Task details
Copy each line exactly. Drop every picture.

########################################

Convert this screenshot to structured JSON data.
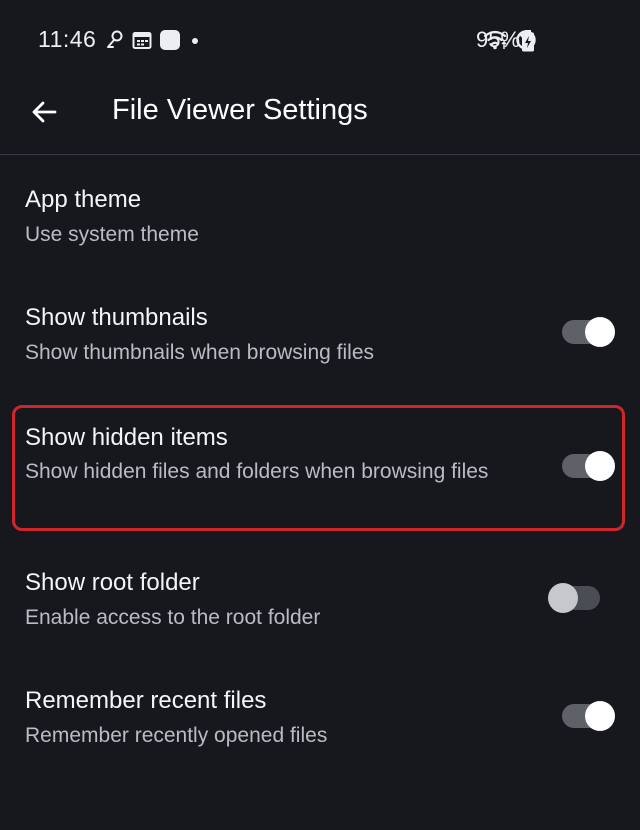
{
  "status_bar": {
    "time": "11:46",
    "battery_percent": "95%",
    "icons_left": [
      "assistant-icon",
      "calendar-icon",
      "app-icon",
      "dot-icon"
    ],
    "icons_right": [
      "wifi-icon",
      "do-not-disturb-icon",
      "battery-charging-icon"
    ]
  },
  "app_bar": {
    "title": "File Viewer Settings",
    "back_icon": "arrow-left-icon"
  },
  "settings": [
    {
      "title": "App theme",
      "subtitle": "Use system theme",
      "has_toggle": false
    },
    {
      "title": "Show thumbnails",
      "subtitle": "Show thumbnails when browsing files",
      "has_toggle": true,
      "toggle_on": true
    },
    {
      "title": "Show hidden items",
      "subtitle": "Show hidden files and folders when browsing files",
      "has_toggle": true,
      "toggle_on": true,
      "highlighted": true
    },
    {
      "title": "Show root folder",
      "subtitle": "Enable access to the root folder",
      "has_toggle": true,
      "toggle_on": false
    },
    {
      "title": "Remember recent files",
      "subtitle": "Remember recently opened files",
      "has_toggle": true,
      "toggle_on": true
    }
  ],
  "colors": {
    "background": "#16181d",
    "highlight": "#d0262b",
    "toggle_on_thumb": "#ffffff",
    "toggle_off_thumb": "#c6c8cc"
  }
}
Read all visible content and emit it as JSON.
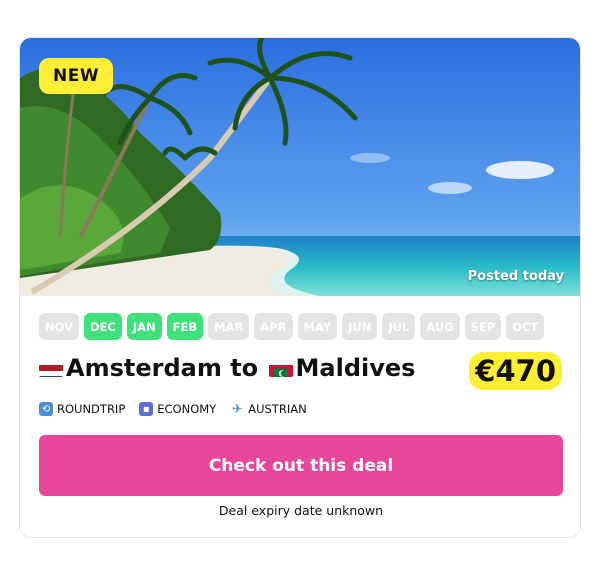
{
  "badge": "NEW",
  "posted": "Posted today",
  "months": [
    {
      "label": "NOV",
      "active": false
    },
    {
      "label": "DEC",
      "active": true
    },
    {
      "label": "JAN",
      "active": true
    },
    {
      "label": "FEB",
      "active": true
    },
    {
      "label": "MAR",
      "active": false
    },
    {
      "label": "APR",
      "active": false
    },
    {
      "label": "MAY",
      "active": false
    },
    {
      "label": "JUN",
      "active": false
    },
    {
      "label": "JUL",
      "active": false
    },
    {
      "label": "AUG",
      "active": false
    },
    {
      "label": "SEP",
      "active": false
    },
    {
      "label": "OCT",
      "active": false
    }
  ],
  "route": {
    "origin": "Amsterdam",
    "connector": " to ",
    "destination": "Maldives",
    "origin_flag": "netherlands-flag",
    "destination_flag": "maldives-flag"
  },
  "price": "€470",
  "meta": {
    "trip": "ROUNDTRIP",
    "cabin": "ECONOMY",
    "airline": "AUSTRIAN"
  },
  "cta": "Check out this deal",
  "expiry": "Deal expiry date unknown",
  "colors": {
    "accent": "#e6479b",
    "active_month": "#3fe17b",
    "inactive_month": "#e4e4e4",
    "highlight": "#ffee33"
  }
}
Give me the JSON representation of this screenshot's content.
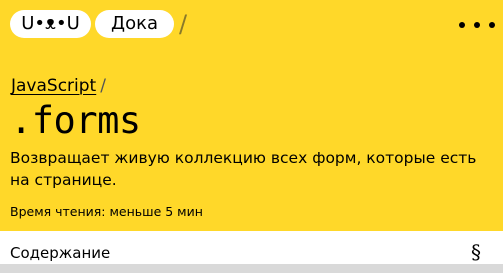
{
  "header": {
    "logo_text": "U•ᴥ•U",
    "site_name": "Дока",
    "separator": "/",
    "menu_icon": "more-horizontal-icon"
  },
  "breadcrumb": {
    "section": "JavaScript",
    "separator": "/"
  },
  "article": {
    "title": ".forms",
    "description": "Возвращает живую коллекцию всех форм, которые есть на странице.",
    "reading_time": "Время чтения: меньше 5 мин"
  },
  "toc": {
    "label": "Содержание",
    "icon_glyph": "§",
    "icon": "section-sign-icon"
  },
  "colors": {
    "background": "#ffd829",
    "pill": "#ffffff",
    "text": "#000000",
    "toc_background": "#ffffff",
    "bottom_strip": "#d9d9d9"
  }
}
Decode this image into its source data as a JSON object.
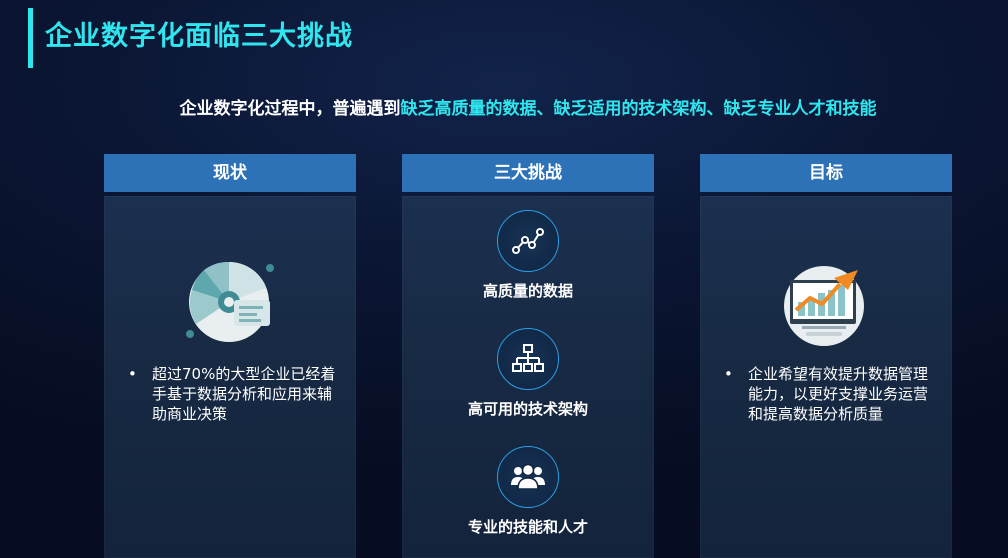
{
  "header": {
    "title": "企业数字化面临三大挑战",
    "accent_color": "#2fe6ef"
  },
  "subtitle": {
    "prefix": "企业数字化过程中，普遍遇到",
    "highlight": "缺乏高质量的数据、缺乏适用的技术架构、缺乏专业人才和技能"
  },
  "columns": {
    "current": {
      "header": "现状",
      "icon": "pie-chart-icon",
      "bullet": "•",
      "text": "超过70%的大型企业已经着手基于数据分析和应用来辅助商业决策"
    },
    "challenges": {
      "header": "三大挑战",
      "items": [
        {
          "icon": "line-trend-icon",
          "label": "高质量的数据"
        },
        {
          "icon": "hierarchy-icon",
          "label": "高可用的技术架构"
        },
        {
          "icon": "people-group-icon",
          "label": "专业的技能和人才"
        }
      ]
    },
    "goal": {
      "header": "目标",
      "icon": "monitor-growth-chart-icon",
      "bullet": "•",
      "text": "企业希望有效提升数据管理能力，以更好支撑业务运营和提高数据分析质量"
    }
  },
  "colors": {
    "header_bg": "#2d72b6",
    "panel_bg": "#182a44",
    "circle_border": "#2a9fe8"
  }
}
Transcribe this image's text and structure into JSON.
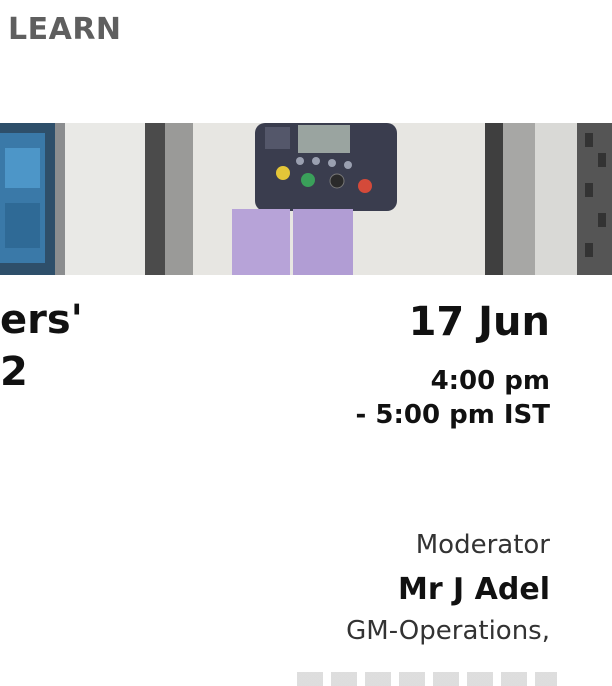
{
  "header": {
    "section_label": "LEARN"
  },
  "event": {
    "title_fragment_line1": "ers'",
    "title_fragment_line2": "2",
    "date": "17 Jun",
    "time_start": "4:00 pm",
    "time_end": "- 5:00 pm IST"
  },
  "moderator": {
    "label": "Moderator",
    "name": "Mr J Adel",
    "role": "GM-Operations,"
  },
  "colors": {
    "learn_text": "#5f5f5f",
    "panel_purple": "#b7a3d8",
    "controller_dark": "#3a3d4e"
  }
}
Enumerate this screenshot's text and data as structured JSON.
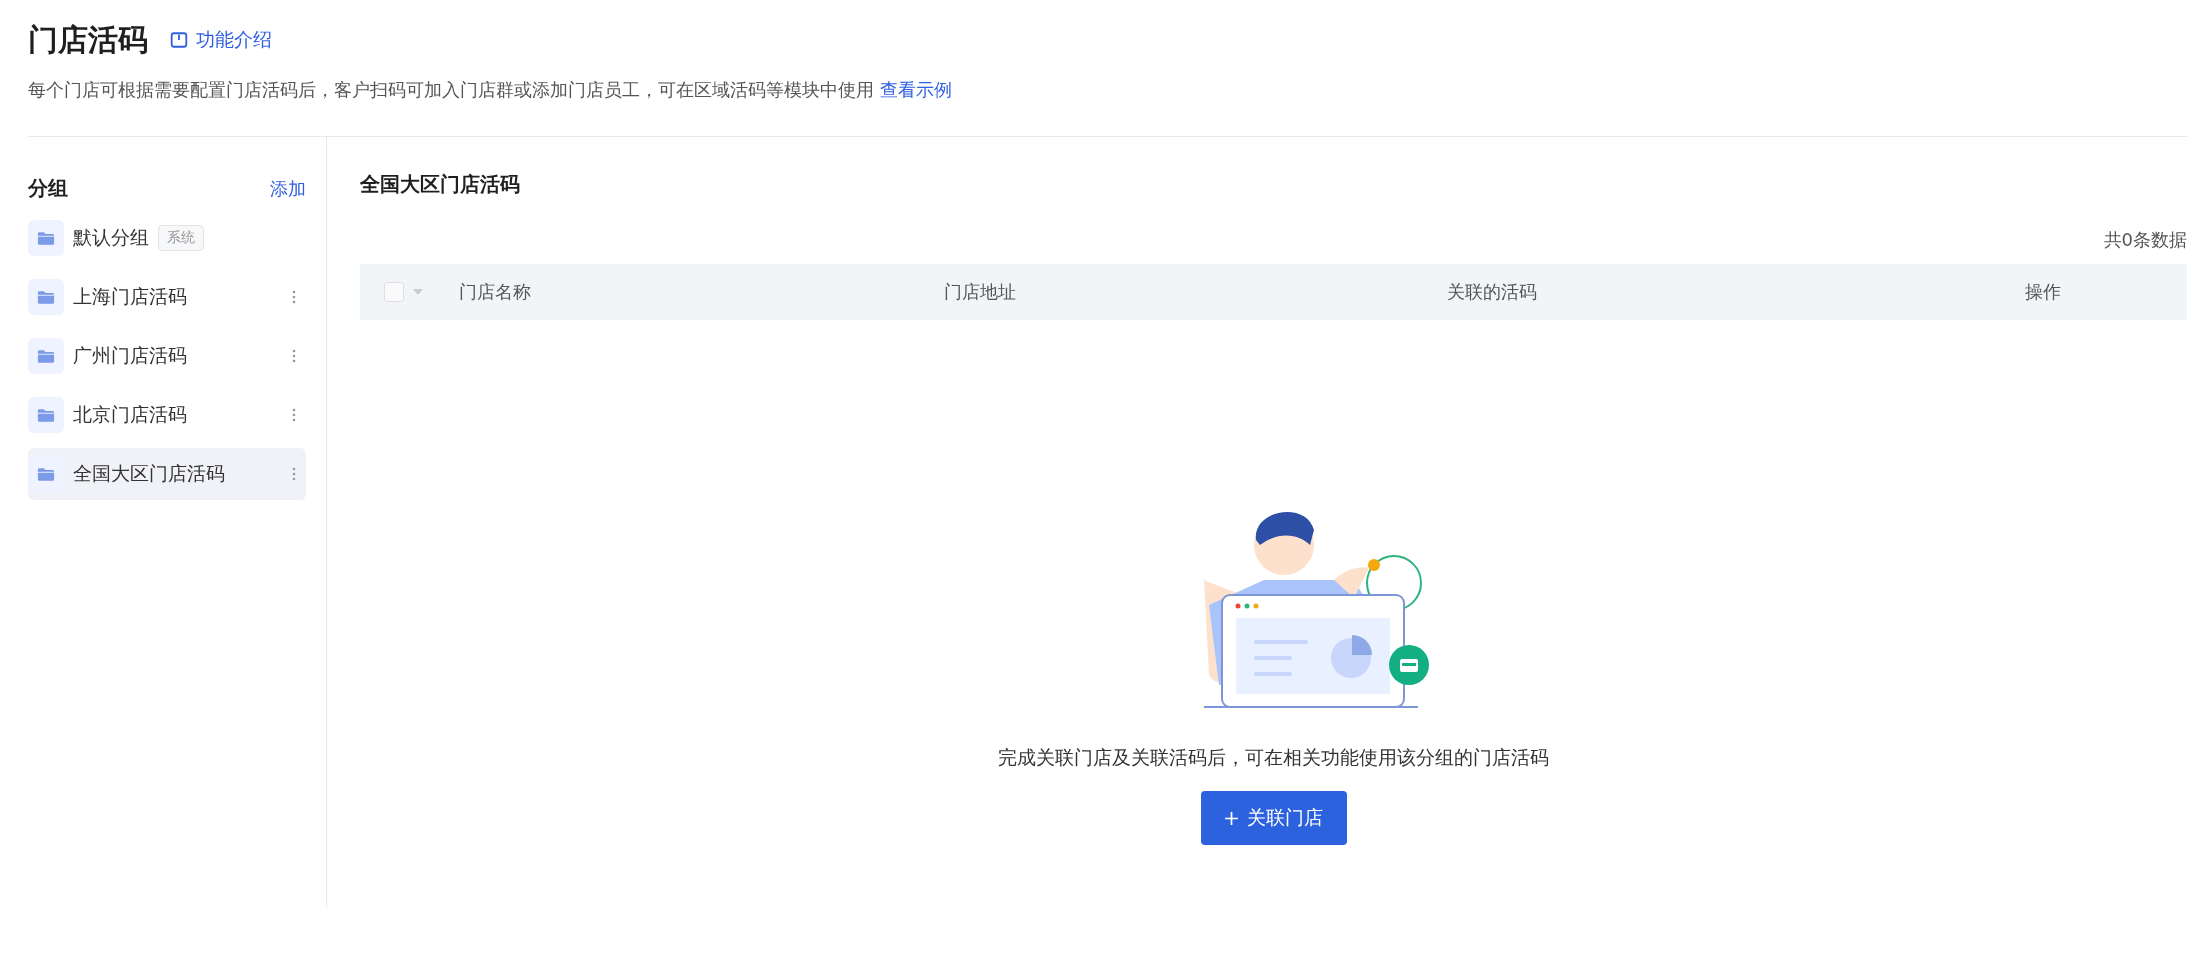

########################################

Output
Convert this screenshot to structured JSON data.
{
  "status_bar": {
    "time": "11:46",
    "battery_percent": "95%",
    "icons_left": [
      "assistant-icon",
      "calendar-icon",
      "app-icon",
      "dot-icon"
    ],
    "icons_right": [
      "wifi-icon",
      "do-not-disturb-icon",
      "battery-charging-icon"
    ]
  },
  "app_bar": {
    "title": "File Viewer Settings",
    "back_icon": "arrow-left-icon"
  },
  "settings": [
    {
      "title": "App theme",
      "subtitle": "Use system theme",
      "has_toggle": false
    },
    {
      "title": "Show thumbnails",
      "subtitle": "Show thumbnails when browsing files",
      "has_toggle": true,
      "toggle_on": true
    },
    {
      "title": "Show hidden items",
      "subtitle": "Show hidden files and folders when browsing files",
      "has_toggle": true,
      "toggle_on": true,
      "highlighted": true
    },
    {
      "title": "Show root folder",
      "subtitle": "Enable access to the root folder",
      "has_toggle": true,
      "toggle_on": false
    },
    {
      "title": "Remember recent files",
      "subtitle": "Remember recently opened files",
      "has_toggle": true,
      "toggle_on": true
    }
  ],
  "colors": {
    "background": "#16181d",
    "highlight": "#d0262b",
    "toggle_on_thumb": "#ffffff",
    "toggle_off_thumb": "#c6c8cc"
  }
}
Read all visible content and emit it as JSON.
{
  "badge": "NEW",
  "posted": "Posted today",
  "months": [
    {
      "label": "NOV",
      "active": false
    },
    {
      "label": "DEC",
      "active": true
    },
    {
      "label": "JAN",
      "active": true
    },
    {
      "label": "FEB",
      "active": true
    },
    {
      "label": "MAR",
      "active": false
    },
    {
      "label": "APR",
      "active": false
    },
    {
      "label": "MAY",
      "active": false
    },
    {
      "label": "JUN",
      "active": false
    },
    {
      "label": "JUL",
      "active": false
    },
    {
      "label": "AUG",
      "active": false
    },
    {
      "label": "SEP",
      "active": false
    },
    {
      "label": "OCT",
      "active": false
    }
  ],
  "route": {
    "origin": "Amsterdam",
    "connector": " to ",
    "destination": "Maldives",
    "origin_flag": "netherlands-flag",
    "destination_flag": "maldives-flag"
  },
  "price": "€470",
  "meta": {
    "trip": "ROUNDTRIP",
    "cabin": "ECONOMY",
    "airline": "AUSTRIAN"
  },
  "cta": "Check out this deal",
  "expiry": "Deal expiry date unknown",
  "colors": {
    "accent": "#e6479b",
    "active_month": "#3fe17b",
    "inactive_month": "#e4e4e4",
    "highlight": "#ffee33"
  }
}
Give me the JSON representation of this screenshot's content.
{
  "header": {
    "logo_text": "U•ᴥ•U",
    "site_name": "Дока",
    "separator": "/",
    "menu_icon": "more-horizontal-icon"
  },
  "breadcrumb": {
    "section": "JavaScript",
    "separator": "/"
  },
  "article": {
    "title": ".forms",
    "description": "Возвращает живую коллекцию всех форм, которые есть на странице.",
    "reading_time": "Время чтения: меньше 5 мин"
  },
  "toc": {
    "label": "Содержание",
    "icon_glyph": "§",
    "icon": "section-sign-icon"
  },
  "colors": {
    "background": "#ffd829",
    "pill": "#ffffff",
    "text": "#000000",
    "toc_background": "#ffffff",
    "bottom_strip": "#d9d9d9"
  }
}
Decode this image into its source data as a JSON object.
{
  "header": {
    "title": "企业数字化面临三大挑战",
    "accent_color": "#2fe6ef"
  },
  "subtitle": {
    "prefix": "企业数字化过程中，普遍遇到",
    "highlight": "缺乏高质量的数据、缺乏适用的技术架构、缺乏专业人才和技能"
  },
  "columns": {
    "current": {
      "header": "现状",
      "icon": "pie-chart-icon",
      "bullet": "•",
      "text": "超过70%的大型企业已经着手基于数据分析和应用来辅助商业决策"
    },
    "challenges": {
      "header": "三大挑战",
      "items": [
        {
          "icon": "line-trend-icon",
          "label": "高质量的数据"
        },
        {
          "icon": "hierarchy-icon",
          "label": "高可用的技术架构"
        },
        {
          "icon": "people-group-icon",
          "label": "专业的技能和人才"
        }
      ]
    },
    "goal": {
      "header": "目标",
      "icon": "monitor-growth-chart-icon",
      "bullet": "•",
      "text": "企业希望有效提升数据管理能力，以更好支撑业务运营和提高数据分析质量"
    }
  },
  "colors": {
    "header_bg": "#2d72b6",
    "panel_bg": "#182a44",
    "circle_border": "#2a9fe8"
  }
}
Transcribe this image's text and structure into JSON.
{
  "header": {
    "section_label": "LEARN"
  },
  "event": {
    "title_fragment_line1": "ers'",
    "title_fragment_line2": "2",
    "date": "17 Jun",
    "time_start": "4:00 pm",
    "time_end": "- 5:00 pm IST"
  },
  "moderator": {
    "label": "Moderator",
    "name": "Mr J Adel",
    "role": "GM-Operations,"
  },
  "colors": {
    "learn_text": "#5f5f5f",
    "panel_purple": "#b7a3d8",
    "controller_dark": "#3a3d4e"
  }
}
Enumerate this screenshot's text and data as structured JSON.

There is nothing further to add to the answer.